MATERIAL FOR THIS EXERCISE
((

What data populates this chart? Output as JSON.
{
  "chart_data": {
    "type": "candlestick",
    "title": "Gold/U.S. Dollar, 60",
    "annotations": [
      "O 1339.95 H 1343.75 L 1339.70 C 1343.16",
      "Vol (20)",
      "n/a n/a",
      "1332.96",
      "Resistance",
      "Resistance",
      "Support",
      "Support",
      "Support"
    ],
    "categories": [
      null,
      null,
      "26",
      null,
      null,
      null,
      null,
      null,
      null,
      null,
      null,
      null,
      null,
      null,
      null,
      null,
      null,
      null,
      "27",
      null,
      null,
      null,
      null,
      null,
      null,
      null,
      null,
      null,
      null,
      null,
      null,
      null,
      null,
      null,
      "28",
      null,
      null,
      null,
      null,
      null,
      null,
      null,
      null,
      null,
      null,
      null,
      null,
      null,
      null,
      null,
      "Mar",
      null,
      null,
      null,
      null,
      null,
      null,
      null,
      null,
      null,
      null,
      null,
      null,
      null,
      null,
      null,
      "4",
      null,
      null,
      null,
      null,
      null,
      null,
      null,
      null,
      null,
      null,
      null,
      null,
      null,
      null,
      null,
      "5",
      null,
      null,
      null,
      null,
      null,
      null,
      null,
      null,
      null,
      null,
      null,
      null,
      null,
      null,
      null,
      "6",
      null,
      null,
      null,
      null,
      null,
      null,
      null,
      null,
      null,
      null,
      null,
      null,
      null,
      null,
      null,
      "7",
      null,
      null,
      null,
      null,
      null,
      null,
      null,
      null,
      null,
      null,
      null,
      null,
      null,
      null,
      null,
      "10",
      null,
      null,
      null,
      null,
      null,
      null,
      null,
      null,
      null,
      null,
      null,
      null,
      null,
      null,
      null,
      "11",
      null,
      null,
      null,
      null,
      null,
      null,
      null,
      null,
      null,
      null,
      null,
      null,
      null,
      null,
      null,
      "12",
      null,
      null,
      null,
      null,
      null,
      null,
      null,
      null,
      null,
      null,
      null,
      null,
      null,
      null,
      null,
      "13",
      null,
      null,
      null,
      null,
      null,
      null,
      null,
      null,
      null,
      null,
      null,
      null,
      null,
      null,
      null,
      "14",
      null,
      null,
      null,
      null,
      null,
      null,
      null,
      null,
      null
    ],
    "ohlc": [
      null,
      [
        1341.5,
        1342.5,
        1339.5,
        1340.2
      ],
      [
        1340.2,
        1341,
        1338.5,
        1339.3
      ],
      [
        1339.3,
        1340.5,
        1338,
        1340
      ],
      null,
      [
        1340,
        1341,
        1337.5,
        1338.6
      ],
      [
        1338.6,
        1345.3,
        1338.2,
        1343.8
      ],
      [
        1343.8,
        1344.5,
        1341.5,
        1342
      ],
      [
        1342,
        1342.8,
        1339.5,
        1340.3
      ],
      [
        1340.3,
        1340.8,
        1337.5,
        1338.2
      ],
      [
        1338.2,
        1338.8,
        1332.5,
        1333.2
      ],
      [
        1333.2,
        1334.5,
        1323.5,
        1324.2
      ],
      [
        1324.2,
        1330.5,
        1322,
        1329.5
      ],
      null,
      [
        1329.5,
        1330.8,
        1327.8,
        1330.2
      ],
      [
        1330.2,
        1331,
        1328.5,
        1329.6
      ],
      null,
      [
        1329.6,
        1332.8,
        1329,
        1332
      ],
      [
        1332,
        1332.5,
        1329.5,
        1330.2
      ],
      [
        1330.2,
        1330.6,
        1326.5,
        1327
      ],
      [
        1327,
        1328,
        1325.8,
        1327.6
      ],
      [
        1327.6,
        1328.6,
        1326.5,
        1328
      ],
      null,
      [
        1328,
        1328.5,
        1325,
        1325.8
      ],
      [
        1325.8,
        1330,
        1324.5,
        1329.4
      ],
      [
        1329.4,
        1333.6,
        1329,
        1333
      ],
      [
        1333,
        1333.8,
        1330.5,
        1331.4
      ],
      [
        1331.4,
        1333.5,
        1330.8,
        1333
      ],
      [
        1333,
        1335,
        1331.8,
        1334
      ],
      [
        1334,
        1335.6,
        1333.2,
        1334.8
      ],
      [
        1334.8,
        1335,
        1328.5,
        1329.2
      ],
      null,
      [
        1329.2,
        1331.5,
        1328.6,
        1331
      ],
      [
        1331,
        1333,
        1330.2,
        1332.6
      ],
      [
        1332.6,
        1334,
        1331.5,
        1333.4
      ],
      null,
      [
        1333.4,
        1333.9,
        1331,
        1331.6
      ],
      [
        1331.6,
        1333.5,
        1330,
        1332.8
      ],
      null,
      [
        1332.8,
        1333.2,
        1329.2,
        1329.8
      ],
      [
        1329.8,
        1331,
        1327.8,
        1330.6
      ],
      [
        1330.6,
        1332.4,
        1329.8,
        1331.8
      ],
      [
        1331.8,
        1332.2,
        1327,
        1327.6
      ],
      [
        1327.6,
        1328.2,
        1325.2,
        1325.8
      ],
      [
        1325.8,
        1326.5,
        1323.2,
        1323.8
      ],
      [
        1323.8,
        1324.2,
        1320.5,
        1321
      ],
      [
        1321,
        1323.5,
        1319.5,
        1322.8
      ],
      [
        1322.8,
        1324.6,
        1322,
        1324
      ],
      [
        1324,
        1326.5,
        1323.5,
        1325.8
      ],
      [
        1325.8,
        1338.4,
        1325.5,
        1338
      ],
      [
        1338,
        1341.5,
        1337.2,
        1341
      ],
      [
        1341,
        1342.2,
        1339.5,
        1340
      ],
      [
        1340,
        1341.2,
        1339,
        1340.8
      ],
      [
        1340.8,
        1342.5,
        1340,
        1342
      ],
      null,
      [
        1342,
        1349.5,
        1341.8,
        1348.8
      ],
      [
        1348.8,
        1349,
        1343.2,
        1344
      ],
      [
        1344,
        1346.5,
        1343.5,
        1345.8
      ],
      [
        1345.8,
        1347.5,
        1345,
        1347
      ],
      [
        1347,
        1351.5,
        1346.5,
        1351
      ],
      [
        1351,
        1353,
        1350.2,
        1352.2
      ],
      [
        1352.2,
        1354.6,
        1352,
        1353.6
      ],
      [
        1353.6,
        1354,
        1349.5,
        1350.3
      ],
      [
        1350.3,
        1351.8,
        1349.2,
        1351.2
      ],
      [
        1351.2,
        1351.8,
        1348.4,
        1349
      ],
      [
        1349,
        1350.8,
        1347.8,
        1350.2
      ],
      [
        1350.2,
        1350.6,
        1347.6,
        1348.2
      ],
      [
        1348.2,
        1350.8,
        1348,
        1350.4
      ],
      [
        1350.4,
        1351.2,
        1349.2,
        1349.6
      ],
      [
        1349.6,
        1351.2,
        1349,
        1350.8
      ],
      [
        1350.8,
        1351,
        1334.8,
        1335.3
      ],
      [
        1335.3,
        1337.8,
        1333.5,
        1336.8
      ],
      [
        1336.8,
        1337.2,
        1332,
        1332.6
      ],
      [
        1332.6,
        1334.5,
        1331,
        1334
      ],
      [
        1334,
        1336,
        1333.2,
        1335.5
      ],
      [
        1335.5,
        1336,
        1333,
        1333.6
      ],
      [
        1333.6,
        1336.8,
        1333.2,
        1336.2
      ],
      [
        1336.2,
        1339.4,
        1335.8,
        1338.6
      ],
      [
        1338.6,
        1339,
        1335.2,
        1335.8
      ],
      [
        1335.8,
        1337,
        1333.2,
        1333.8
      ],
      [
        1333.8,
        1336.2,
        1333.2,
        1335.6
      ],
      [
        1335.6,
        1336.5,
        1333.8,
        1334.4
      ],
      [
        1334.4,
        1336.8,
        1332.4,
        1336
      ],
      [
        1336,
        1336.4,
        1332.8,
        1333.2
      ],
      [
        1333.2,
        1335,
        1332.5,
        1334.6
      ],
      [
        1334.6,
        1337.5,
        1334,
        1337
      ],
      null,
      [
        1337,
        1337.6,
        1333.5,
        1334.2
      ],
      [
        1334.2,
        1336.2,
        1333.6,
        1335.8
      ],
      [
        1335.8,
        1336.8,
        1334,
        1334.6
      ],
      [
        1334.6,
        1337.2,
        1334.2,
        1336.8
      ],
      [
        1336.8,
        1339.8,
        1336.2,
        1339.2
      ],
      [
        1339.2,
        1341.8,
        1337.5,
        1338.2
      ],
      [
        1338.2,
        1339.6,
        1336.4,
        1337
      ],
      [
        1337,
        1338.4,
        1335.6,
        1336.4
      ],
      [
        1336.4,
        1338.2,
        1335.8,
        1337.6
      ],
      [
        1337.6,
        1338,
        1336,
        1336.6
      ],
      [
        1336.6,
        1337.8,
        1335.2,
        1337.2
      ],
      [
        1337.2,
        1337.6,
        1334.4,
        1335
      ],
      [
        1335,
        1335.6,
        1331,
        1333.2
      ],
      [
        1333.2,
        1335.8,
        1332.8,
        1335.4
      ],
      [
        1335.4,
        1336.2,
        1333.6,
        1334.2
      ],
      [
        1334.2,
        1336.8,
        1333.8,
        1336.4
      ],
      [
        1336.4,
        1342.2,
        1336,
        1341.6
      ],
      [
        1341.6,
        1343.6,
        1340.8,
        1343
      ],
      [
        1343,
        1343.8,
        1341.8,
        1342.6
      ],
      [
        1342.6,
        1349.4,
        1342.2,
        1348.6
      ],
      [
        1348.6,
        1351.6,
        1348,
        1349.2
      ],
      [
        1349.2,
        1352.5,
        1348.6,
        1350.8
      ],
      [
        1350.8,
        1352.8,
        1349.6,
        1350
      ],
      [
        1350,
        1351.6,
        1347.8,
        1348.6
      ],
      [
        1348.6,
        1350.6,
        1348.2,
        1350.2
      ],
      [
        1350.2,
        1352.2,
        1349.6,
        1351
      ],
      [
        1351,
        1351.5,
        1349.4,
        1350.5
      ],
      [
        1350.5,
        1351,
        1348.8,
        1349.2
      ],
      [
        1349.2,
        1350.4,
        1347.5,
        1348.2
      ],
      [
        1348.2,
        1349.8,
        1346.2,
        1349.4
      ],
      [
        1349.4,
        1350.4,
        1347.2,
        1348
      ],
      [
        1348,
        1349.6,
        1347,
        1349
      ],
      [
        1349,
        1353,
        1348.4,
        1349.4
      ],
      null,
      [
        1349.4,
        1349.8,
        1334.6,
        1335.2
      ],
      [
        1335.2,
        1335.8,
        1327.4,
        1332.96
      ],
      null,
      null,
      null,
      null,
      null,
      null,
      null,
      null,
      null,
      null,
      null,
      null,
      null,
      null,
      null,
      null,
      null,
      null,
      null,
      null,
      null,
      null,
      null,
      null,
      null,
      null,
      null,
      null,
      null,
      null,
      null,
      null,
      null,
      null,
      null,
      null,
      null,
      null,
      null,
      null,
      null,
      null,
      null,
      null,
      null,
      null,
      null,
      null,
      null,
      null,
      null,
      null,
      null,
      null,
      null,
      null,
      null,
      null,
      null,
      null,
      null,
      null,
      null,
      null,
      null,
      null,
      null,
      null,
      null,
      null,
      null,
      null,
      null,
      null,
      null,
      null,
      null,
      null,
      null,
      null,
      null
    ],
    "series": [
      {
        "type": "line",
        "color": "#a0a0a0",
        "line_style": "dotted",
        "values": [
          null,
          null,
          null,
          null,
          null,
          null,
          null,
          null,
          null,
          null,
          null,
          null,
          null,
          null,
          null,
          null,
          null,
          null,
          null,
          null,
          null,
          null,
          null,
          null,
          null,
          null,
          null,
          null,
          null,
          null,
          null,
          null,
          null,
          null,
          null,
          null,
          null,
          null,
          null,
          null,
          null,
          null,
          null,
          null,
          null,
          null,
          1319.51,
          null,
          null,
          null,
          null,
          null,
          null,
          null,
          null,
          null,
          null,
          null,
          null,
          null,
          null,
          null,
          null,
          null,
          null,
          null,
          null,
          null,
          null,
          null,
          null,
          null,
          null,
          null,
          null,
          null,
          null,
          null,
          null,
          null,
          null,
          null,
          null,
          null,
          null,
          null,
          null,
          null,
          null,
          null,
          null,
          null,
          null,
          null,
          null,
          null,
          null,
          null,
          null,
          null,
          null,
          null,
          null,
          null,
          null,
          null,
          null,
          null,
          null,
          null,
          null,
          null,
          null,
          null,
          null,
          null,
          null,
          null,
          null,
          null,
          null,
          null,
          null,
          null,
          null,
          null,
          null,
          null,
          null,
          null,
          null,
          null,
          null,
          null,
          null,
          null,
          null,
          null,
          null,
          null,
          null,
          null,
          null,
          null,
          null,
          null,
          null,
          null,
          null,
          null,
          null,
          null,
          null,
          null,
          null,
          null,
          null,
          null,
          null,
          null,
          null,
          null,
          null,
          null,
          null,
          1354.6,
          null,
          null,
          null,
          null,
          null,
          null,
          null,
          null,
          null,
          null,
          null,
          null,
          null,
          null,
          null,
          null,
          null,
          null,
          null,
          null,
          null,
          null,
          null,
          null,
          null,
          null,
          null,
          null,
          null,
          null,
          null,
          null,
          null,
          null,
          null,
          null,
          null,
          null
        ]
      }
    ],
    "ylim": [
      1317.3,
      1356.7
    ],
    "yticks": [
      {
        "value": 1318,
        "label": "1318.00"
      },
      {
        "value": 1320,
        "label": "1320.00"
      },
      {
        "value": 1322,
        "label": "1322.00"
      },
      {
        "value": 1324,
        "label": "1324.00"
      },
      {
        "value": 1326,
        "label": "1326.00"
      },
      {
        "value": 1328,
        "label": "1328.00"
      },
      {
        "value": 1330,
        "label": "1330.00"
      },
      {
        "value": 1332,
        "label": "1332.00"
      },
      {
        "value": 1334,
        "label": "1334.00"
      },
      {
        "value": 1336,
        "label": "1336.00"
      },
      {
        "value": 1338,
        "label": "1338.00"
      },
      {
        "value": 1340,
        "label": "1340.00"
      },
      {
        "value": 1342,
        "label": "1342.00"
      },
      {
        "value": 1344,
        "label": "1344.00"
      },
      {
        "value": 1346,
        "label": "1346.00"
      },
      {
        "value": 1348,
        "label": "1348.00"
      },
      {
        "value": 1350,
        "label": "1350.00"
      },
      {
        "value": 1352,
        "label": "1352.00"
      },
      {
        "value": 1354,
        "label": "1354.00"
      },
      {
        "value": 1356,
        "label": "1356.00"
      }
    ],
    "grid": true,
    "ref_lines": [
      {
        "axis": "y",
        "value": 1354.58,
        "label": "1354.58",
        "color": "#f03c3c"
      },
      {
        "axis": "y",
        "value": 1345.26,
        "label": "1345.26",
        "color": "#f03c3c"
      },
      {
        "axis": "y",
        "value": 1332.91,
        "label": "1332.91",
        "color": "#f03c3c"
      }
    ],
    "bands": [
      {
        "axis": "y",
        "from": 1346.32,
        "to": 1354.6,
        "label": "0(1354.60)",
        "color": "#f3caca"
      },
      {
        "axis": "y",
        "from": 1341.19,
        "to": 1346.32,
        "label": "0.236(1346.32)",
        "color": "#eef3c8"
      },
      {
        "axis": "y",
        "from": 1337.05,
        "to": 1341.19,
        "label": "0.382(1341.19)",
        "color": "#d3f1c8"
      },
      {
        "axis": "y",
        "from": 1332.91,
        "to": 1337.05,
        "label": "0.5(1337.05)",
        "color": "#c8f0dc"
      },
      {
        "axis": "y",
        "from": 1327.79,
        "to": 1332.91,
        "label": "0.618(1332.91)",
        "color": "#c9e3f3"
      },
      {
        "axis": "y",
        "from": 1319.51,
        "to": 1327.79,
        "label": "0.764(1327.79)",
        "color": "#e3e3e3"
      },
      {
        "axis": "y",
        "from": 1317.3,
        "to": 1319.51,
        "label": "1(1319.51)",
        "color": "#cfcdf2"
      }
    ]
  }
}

))
((

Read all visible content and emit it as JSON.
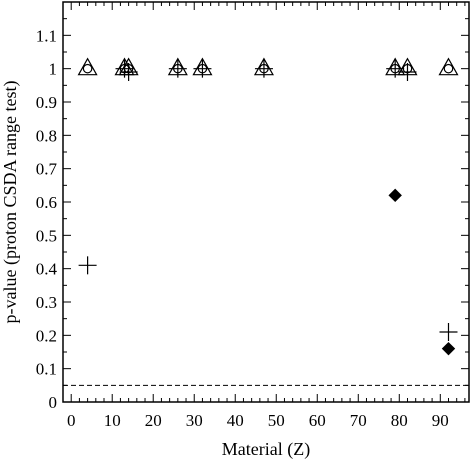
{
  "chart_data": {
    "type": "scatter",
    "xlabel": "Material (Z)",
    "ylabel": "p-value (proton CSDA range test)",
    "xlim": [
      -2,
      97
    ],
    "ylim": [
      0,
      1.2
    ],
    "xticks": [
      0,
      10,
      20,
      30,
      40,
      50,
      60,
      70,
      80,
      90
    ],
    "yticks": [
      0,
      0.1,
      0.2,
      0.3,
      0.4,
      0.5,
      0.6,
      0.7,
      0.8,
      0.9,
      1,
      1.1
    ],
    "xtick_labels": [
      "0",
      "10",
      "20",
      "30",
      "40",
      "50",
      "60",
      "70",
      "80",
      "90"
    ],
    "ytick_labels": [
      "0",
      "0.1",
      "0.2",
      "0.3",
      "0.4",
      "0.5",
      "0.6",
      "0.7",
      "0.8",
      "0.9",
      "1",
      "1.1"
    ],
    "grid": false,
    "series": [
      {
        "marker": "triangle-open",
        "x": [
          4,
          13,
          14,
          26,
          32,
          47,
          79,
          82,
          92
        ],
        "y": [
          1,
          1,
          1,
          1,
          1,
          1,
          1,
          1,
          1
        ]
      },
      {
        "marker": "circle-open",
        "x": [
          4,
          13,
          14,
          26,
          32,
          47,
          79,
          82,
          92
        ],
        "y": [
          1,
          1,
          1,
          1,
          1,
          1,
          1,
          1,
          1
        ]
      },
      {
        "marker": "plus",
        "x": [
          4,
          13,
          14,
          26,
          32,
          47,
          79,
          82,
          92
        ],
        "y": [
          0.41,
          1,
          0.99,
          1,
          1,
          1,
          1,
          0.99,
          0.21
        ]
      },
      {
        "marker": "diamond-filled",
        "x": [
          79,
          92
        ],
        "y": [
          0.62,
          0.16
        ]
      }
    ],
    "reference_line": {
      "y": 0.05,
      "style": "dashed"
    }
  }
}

))
((

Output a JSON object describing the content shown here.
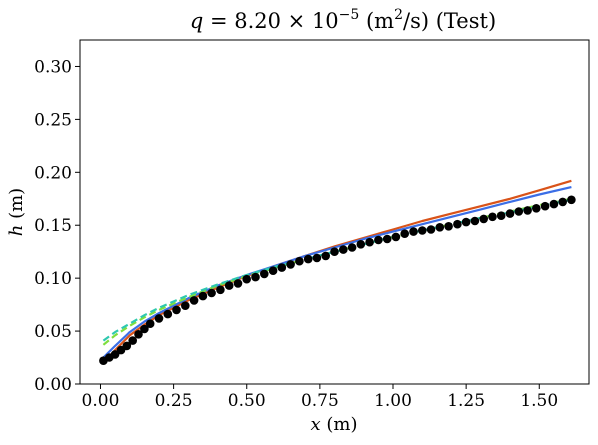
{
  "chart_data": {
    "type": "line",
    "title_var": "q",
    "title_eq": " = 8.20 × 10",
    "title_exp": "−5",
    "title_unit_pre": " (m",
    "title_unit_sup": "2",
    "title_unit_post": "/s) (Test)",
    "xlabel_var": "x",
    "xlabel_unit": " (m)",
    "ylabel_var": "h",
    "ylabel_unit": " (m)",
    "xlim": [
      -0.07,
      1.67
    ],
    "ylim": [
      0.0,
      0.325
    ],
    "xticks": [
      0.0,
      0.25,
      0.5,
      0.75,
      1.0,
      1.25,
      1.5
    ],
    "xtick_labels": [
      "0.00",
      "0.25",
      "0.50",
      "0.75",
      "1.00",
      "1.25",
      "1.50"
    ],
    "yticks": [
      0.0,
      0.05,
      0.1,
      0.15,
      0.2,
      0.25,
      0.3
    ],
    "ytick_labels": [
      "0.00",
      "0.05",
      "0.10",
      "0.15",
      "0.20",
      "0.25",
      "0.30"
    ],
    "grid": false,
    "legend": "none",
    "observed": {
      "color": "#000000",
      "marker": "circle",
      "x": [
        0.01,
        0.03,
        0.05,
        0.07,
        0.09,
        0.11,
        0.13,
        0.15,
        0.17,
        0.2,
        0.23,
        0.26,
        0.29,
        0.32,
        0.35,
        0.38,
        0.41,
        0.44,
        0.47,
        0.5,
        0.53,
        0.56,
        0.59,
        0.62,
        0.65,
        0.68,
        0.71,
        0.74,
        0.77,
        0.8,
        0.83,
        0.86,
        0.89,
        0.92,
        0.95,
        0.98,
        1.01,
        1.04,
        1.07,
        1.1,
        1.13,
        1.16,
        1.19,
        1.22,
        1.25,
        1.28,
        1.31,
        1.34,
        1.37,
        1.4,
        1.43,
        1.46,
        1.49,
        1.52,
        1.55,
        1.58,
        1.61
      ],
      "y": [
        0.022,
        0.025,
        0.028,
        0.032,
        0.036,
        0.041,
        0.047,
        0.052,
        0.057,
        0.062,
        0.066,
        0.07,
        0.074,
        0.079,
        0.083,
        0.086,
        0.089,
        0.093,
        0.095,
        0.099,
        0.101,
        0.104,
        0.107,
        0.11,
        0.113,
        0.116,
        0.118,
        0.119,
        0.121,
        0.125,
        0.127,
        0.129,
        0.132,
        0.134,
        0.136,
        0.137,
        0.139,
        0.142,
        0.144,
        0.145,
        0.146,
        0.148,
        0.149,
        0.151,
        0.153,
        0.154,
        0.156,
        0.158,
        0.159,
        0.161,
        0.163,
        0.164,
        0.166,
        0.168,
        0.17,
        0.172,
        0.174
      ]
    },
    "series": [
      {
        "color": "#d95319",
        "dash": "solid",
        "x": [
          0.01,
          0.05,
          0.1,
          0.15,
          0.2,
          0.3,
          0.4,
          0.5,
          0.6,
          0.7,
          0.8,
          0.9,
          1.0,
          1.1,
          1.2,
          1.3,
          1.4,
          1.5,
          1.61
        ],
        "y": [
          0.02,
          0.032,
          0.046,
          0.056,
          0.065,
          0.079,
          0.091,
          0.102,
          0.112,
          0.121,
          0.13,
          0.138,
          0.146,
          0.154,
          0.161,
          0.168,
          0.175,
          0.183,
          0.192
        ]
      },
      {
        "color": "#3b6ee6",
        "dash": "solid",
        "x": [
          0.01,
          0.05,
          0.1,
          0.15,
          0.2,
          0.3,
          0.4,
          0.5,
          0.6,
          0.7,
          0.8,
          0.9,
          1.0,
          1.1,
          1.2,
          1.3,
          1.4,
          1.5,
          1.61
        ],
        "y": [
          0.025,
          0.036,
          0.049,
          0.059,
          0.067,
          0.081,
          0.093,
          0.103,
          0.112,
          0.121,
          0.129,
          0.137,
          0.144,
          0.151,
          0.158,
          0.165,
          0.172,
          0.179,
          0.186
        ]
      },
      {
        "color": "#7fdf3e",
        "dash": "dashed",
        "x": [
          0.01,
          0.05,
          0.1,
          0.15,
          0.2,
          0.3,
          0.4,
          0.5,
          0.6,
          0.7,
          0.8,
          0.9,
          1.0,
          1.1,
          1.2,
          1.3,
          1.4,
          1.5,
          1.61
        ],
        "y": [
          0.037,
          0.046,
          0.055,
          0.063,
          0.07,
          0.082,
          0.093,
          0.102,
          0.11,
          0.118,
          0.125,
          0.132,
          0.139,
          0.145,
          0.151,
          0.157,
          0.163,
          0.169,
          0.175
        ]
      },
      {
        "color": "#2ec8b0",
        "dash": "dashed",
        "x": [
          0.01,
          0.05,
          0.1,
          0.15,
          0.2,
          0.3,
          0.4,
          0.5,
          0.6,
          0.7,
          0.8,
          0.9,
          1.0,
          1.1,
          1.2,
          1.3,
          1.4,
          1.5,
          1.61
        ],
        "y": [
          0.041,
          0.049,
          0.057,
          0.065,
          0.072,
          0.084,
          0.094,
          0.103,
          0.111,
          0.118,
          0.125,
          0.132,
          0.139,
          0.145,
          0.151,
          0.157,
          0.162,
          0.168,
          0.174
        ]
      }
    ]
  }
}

))

DIRECTIVE
Gather each line from the entries above that includes the word "JSON".

RESULT OF THE TASK
What data populates this chart? Output as JSON.
Read all visible content and emit it as JSON.
Output a JSON object describing the content shown here.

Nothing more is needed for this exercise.